Items from a data source
--------------------------------

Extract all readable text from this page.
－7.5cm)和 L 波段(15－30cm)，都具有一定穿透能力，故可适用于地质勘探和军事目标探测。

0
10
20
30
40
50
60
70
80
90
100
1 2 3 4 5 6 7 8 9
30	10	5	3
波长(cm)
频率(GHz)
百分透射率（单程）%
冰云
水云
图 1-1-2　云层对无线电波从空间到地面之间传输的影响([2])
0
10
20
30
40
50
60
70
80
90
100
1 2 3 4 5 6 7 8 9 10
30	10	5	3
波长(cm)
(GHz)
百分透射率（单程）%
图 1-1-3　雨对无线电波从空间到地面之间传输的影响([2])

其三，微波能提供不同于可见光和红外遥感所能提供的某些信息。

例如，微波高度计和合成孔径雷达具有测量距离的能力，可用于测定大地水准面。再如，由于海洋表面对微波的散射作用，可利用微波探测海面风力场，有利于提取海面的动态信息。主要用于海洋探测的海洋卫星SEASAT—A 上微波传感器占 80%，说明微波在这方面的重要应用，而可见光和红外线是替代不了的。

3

--------------------------------

* _Aim_
Using the material above, print every entry exactly as written.

* _Answer for this exercise_
Extract all readable text from this page.
－7.5cm)和 L 波段(15－30cm)，都具有一定穿透能力，故可适用于地质勘探和军事目标探测。

0
10
20
30
40
50
60
70
80
90
100
1 2 3 4 5 6 7 8 9
30	10	5	3
波长(cm)
频率(GHz)
百分透射率（单程）%
冰云
水云
图 1-1-2　云层对无线电波从空间到地面之间传输的影响([2])
0
10
20
30
40
50
60
70
80
90
100
1 2 3 4 5 6 7 8 9 10
30	10	5	3
波长(cm)
(GHz)
百分透射率（单程）%
图 1-1-3　雨对无线电波从空间到地面之间传输的影响([2])

其三，微波能提供不同于可见光和红外遥感所能提供的某些信息。

例如，微波高度计和合成孔径雷达具有测量距离的能力，可用于测定大地水准面。再如，由于海洋表面对微波的散射作用，可利用微波探测海面风力场，有利于提取海面的动态信息。主要用于海洋探测的海洋卫星SEASAT—A 上微波传感器占 80%，说明微波在这方面的重要应用，而可见光和红外线是替代不了的。

3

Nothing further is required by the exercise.